— START OF TEXT SEGMENT —
Be advised that having the case open will often degrade, rather than
improve, the cooling. A good system designer will ensure that the air
flows through the system with the appropriate amount of eddy current,
laminar flow, etc. However, with the cover off, the air will often pool
in unexpected places, not flow properly, etc. (As an example, some of the
IBM computers around here are explicitly labeled (paraphrasing from
memory): "For proper cooling, ensure that the cover is removed for no
more than 5 minutes while the system is running".)
Steve Friedman
On Thu, 17 Mar 2005, Ivan Gyurdiev wrote:
(discussion was moved to fedora-test)
On Thu, 2005-03-17 at 23:13 +0100, Thomas Hille wrote:
Am Donnerstag, den 17.03.2005, 11:29 -0500 schrieb Ivan Gyurdiev:
Crash 3: Random freeze in the middle of what I'm doing. Screen freezes
to a standstill. System responds to sysrq. Sysrq-p shows X to be active.
I can provide more info if you'd like.
This occurs with the nvidia binary driver.
I had the exact same behavior, I first thought it was some update, but I
finally resolved it being the chipset getting too hot. Installing an
additional fan resolved it. - And believe me, I _NEVER_ would have
thought the chipset could overheat 5 minutes after boot and the other
time it worked for days without a reboot. Especially while my board, a
tyan thunder, was said to be extremely stable. (well now it is: uptime
15 days, no reboot in sight)
Okay. Well, it now seems like a hardware problem, because I just ran
memtest on it, and halfway throughout the memtest the screen blanked
(standby). I'm not sure how memtest works, but I think it's not supposed
to do that. That implies it's a hardware problem.
So, I replaced one memory chip, and it appeared to work. Gnome-terminal
no longer crashed it, and I could play unreal... I was just getting
pretty excited about finding the problem, and then it crashed again in
unreal (nvidia.ko driver, obviously) (random garbage on screen).
Replacing the other memory chip makes it crash too. So, it's a hardware
problem; it's not the memory, though removing one memory chip gets rid
of my problems with gnome-terminal (why?).
— END OF TEXT SEGMENT —
— START OF RECORDED DATA —
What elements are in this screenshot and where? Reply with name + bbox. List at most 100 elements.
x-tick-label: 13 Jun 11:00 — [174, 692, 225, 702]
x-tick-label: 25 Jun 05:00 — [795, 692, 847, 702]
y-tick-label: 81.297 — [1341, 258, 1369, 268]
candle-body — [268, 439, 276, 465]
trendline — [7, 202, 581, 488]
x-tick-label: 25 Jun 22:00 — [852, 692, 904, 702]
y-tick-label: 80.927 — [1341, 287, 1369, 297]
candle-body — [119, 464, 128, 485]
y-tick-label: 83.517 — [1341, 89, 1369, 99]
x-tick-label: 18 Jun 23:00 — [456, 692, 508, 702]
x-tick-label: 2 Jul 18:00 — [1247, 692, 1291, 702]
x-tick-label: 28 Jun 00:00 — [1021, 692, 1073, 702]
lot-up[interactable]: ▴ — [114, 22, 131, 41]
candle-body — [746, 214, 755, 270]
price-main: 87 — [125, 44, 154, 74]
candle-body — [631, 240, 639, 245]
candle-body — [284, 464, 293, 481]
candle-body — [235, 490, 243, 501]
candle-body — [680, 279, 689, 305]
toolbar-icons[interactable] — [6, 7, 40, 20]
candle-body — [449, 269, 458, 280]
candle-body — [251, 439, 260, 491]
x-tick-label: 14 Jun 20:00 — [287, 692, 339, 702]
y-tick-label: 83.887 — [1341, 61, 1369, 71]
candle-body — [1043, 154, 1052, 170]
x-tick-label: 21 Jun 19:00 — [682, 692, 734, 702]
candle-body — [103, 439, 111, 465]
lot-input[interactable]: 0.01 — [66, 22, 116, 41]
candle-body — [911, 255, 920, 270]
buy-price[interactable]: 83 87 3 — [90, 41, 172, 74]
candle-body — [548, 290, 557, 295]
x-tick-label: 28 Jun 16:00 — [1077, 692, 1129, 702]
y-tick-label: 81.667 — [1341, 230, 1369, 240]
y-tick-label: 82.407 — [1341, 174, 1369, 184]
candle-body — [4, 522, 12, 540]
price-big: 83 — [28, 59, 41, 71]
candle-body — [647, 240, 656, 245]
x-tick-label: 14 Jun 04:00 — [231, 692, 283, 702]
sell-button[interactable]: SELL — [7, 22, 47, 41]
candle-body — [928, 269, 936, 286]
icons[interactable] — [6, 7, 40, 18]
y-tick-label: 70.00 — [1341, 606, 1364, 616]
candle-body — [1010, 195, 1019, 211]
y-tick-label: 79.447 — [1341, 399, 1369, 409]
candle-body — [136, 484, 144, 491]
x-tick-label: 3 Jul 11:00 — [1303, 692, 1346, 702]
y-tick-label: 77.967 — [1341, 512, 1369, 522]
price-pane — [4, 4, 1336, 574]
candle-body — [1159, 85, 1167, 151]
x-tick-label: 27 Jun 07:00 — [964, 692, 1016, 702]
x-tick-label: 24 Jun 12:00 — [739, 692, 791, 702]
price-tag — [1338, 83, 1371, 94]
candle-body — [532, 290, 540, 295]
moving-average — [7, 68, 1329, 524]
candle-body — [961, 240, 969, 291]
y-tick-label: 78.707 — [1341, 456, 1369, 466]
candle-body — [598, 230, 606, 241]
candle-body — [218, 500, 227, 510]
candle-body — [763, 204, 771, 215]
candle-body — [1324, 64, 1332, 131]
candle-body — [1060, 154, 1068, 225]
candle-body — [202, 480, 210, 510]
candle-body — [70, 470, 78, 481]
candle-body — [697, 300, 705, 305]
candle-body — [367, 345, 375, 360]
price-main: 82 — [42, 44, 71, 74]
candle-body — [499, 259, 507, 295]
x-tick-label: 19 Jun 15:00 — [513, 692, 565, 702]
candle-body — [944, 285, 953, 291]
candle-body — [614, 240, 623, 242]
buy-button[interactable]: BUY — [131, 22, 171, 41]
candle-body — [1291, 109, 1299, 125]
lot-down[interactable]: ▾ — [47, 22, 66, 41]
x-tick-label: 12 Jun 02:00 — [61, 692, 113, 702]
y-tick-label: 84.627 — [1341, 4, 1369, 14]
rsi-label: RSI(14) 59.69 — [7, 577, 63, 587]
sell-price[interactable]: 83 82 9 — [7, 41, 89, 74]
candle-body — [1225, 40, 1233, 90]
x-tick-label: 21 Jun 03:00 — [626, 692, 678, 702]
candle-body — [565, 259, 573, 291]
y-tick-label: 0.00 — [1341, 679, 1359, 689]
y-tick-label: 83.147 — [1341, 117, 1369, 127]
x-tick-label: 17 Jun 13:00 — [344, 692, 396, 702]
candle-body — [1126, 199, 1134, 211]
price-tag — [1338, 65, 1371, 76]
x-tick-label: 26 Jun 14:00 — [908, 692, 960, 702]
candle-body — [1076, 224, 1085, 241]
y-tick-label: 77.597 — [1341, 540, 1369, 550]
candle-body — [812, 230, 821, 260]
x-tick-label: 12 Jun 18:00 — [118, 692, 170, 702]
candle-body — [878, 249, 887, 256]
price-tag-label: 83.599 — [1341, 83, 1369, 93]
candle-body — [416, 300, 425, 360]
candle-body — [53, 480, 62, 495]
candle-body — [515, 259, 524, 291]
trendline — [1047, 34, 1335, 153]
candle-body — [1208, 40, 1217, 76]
— END OF RECORDED DATA —
# [WHAT THIS EXERCISE ASKS]
(a) In the thread about hardware crashes, what happened to the screen halfway through memtest?
(b) Resume the thread about hardware crashes from its last sentence.
The records have nothing to do with the text.

# [OUTPUTS FOR THE TASKS]
(a) It blanked and went into standby.

(b)
It could be overheating, even though I have some ridiculous number of
fans in, and the case was open when it last crashed. Maybe the video
card's just broken - I've gotten it to come slightly out of the PCI
slot, and reboot the computer a few times before, which can't be good
for the card (it's not my fault - I can't screw the card in, because of
Thermaltake's flawed design).
How to proceed...
I am back on the nv.ko driver, I turned on the RENDER extension, since
it seems to make no difference. I've removed my newer memory chip, which
I just got recently. I will see if I can get it to crash with the nv
driver and my old memory setup. I'll also do a memtest, hoping to get it
to completion on each memory chip. I'll take my video card w/ me over
Spring Break to see if I can get it to crash on a Windows system.
Other recommendations?
---------------------
I have another question. This has bothered me for a very long time, but
I've never reported it to LKML, since I assumed it was hardware
problems. I have wireless Logitech peripherals (both kb and mouse).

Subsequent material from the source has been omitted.